Stored data
..........

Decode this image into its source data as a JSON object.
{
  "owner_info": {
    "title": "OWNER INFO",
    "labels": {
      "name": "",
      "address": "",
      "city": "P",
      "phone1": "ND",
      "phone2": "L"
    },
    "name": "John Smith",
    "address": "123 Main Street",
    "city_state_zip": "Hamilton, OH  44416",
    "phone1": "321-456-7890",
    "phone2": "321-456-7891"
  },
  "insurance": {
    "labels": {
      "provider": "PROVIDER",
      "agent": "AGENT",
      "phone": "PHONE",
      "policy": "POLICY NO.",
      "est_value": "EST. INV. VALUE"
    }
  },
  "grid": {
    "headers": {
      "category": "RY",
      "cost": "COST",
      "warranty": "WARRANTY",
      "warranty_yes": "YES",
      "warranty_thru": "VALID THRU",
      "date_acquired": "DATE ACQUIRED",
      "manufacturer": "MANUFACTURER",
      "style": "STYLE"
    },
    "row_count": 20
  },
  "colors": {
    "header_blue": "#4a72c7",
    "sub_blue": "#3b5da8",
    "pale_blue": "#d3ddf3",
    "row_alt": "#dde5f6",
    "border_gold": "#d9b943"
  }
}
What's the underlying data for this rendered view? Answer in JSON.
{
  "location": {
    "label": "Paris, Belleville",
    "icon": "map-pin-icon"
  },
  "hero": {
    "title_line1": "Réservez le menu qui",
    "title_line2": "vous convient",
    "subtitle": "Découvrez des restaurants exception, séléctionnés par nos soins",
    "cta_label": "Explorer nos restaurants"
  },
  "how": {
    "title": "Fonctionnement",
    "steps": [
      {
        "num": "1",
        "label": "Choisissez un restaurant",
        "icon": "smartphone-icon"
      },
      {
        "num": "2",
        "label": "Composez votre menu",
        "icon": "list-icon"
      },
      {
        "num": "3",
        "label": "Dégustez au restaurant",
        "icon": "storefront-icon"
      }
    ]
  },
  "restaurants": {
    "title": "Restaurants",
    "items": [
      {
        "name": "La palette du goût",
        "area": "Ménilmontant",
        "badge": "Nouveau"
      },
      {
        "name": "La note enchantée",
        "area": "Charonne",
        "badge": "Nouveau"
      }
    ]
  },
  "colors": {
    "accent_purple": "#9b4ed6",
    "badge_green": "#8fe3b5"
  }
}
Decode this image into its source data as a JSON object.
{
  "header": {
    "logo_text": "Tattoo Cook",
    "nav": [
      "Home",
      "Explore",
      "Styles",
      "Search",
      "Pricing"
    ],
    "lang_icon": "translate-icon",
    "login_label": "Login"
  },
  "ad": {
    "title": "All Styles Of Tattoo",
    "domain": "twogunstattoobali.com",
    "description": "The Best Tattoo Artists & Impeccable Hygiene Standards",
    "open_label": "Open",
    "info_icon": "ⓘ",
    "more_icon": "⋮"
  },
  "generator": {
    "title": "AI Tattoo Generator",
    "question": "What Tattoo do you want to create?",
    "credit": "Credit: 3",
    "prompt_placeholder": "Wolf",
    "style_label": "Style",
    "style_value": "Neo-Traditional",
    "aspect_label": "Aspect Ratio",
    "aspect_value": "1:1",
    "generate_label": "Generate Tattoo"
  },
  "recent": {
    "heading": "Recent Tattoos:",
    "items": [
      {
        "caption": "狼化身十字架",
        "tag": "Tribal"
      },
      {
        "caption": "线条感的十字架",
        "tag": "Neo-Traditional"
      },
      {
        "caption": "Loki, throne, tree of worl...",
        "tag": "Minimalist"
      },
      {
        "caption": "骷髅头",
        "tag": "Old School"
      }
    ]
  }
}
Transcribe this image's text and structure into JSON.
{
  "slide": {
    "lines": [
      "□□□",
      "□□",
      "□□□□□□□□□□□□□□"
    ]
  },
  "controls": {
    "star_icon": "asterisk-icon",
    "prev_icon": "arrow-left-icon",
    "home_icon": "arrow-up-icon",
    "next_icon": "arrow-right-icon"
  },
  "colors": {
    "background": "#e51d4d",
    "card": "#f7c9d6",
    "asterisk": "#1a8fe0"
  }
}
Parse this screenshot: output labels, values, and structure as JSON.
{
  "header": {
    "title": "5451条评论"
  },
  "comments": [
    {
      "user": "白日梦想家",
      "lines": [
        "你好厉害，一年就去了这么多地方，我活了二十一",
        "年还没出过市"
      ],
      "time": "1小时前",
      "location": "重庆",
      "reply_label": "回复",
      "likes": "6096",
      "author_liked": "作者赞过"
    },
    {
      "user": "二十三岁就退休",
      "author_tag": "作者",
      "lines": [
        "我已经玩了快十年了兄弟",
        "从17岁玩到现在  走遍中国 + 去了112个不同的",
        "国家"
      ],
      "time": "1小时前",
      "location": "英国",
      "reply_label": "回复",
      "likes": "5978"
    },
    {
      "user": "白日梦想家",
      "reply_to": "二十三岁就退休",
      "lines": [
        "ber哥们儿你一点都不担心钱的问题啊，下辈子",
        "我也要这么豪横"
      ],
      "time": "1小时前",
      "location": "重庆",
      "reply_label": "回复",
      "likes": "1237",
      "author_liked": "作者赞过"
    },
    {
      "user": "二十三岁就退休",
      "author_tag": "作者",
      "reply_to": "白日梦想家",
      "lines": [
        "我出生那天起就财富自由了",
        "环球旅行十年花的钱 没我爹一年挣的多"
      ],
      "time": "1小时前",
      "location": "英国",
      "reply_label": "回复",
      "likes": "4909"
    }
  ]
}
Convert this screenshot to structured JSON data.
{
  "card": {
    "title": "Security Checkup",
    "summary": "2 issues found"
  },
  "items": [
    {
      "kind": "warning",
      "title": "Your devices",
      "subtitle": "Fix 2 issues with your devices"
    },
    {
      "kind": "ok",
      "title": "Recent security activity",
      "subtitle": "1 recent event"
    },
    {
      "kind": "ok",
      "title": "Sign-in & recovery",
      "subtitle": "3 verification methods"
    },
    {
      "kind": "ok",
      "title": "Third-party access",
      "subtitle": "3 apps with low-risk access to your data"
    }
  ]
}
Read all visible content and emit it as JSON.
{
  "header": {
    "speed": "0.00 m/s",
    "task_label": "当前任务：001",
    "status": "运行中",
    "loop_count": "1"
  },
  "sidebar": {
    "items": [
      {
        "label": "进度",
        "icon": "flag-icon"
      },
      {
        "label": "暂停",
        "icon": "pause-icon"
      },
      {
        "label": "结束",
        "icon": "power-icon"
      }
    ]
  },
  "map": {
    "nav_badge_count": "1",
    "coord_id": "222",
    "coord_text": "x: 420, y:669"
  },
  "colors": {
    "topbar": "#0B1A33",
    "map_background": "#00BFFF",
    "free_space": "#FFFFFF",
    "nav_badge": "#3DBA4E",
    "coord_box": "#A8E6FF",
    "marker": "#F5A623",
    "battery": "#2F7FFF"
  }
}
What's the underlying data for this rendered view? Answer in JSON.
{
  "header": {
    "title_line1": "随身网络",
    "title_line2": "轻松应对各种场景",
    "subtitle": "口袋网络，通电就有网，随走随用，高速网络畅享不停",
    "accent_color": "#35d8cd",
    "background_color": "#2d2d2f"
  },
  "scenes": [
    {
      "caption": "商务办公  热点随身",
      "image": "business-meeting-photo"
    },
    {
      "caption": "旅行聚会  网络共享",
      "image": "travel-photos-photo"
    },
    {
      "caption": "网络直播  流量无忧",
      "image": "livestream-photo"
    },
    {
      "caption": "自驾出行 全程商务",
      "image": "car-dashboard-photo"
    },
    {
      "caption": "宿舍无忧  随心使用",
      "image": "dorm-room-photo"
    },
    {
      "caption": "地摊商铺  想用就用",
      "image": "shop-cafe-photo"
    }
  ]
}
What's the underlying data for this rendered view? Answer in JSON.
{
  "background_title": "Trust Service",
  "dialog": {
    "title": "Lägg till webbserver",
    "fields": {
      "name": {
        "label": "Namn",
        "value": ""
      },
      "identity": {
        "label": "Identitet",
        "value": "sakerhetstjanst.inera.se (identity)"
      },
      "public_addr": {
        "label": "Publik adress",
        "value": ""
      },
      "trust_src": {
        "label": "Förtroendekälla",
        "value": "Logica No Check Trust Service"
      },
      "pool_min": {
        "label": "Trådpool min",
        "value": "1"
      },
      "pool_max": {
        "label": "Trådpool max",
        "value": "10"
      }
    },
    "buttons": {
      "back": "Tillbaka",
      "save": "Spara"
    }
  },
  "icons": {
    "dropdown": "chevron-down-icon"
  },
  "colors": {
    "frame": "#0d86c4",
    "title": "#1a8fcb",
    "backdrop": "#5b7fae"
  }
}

..........

WRITTEN EXERCISE:
Filter the records above for "menu" and copy every matching line.

EXERCISE RESPONSE:
    "title_line1": "Réservez le menu qui",
        "label": "Composez votre menu",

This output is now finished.